# WORK TO DO
List each line of the data in which the string "работу" appears.

---------- SOURCE MATERIAL ----------

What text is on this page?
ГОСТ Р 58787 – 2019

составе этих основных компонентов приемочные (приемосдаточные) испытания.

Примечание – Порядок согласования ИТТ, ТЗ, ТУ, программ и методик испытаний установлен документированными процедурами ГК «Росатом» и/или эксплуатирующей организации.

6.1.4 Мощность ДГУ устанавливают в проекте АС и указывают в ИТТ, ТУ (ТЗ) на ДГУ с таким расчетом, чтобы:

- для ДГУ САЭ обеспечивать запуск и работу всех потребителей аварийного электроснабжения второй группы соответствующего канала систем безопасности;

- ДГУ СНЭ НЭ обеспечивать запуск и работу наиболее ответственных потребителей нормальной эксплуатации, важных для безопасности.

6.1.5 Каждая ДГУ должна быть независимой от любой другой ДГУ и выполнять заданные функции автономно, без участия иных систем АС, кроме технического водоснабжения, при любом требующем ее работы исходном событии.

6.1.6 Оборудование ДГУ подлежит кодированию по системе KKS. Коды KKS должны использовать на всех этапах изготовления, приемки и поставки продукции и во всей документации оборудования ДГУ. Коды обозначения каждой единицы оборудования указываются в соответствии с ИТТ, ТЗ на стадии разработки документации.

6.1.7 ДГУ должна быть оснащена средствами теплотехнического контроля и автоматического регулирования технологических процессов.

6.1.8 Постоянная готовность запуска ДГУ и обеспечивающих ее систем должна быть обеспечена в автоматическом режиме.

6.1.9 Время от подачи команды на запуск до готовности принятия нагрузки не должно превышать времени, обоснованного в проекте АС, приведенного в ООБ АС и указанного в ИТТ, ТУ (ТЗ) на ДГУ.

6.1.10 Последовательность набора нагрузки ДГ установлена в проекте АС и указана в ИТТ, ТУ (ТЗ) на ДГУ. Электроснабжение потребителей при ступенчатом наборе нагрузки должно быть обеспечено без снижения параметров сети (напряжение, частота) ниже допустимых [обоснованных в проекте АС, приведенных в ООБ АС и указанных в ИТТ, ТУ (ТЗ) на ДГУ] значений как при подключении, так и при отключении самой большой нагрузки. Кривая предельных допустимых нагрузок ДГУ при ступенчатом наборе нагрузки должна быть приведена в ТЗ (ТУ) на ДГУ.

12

----------

# THE SOLUTION
- для ДГУ САЭ обеспечивать запуск и работу всех потребителей аварийного электроснабжения второй группы соответствующего канала систем безопасности;
- ДГУ СНЭ НЭ обеспечивать запуск и работу наиболее ответственных потребителей нормальной эксплуатации, важных для безопасности.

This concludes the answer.